**Written problem**
Find the string "является" in the listing and report every line that has it.

+-------+

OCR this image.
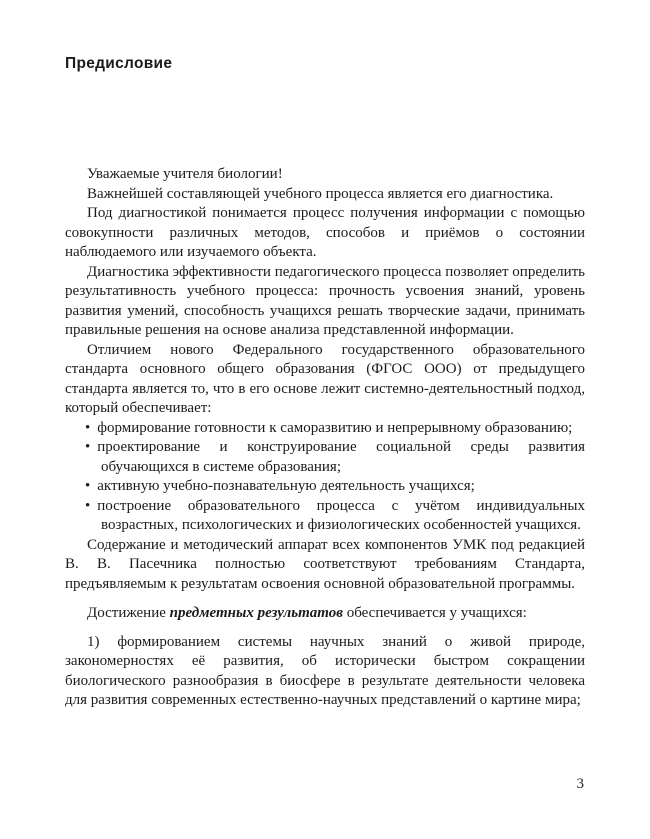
Предисловие

Уважаемые учителя биологии!

Важнейшей составляющей учебного процесса является его диагностика.

Под диагностикой понимается процесс получения информации с помощью совокупности различных методов, способов и приёмов о состоянии наблюдаемого или изучаемого объекта.

Диагностика эффективности педагогического процесса позволяет определить результативность учебного процесса: прочность усвоения знаний, уровень развития умений, способность учащихся решать творческие задачи, принимать правильные решения на основе анализа представленной информации.

Отличием нового Федерального государственного образовательного стандарта основного общего образования (ФГОС ООО) от предыдущего стандарта является то, что в его основе лежит системно-деятельностный подход, который обеспечивает:

• формирование готовности к саморазвитию и непрерывному образованию;
• проектирование и конструирование социальной среды развития обучающихся в системе образования;
• активную учебно-познавательную деятельность учащихся;
• построение образовательного процесса с учётом индивидуальных возрастных, психологических и физиологических особенностей учащихся.

Содержание и методический аппарат всех компонентов УМК под редакцией В. В. Пасечника полностью соответствуют требованиям Стандарта, предъявляемым к результатам освоения основной образовательной программы.

Достижение предметных результатов обеспечивается у учащихся:

1) формированием системы научных знаний о живой природе, закономерностях её развития, об исторически быстром сокращении биологического разнообразия в биосфере в результате деятельности человека для развития современных естественно-научных представлений о картине мира;

3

+-------+

**Expected output**
Важнейшей составляющей учебного процесса является его диагностика.
Отличием нового Федерального государственного образовательного стандарта основного общего образования (ФГОС ООО) от предыдущего стандарта является то, что в его основе лежит системно-деятельностный подход, который обеспечивает:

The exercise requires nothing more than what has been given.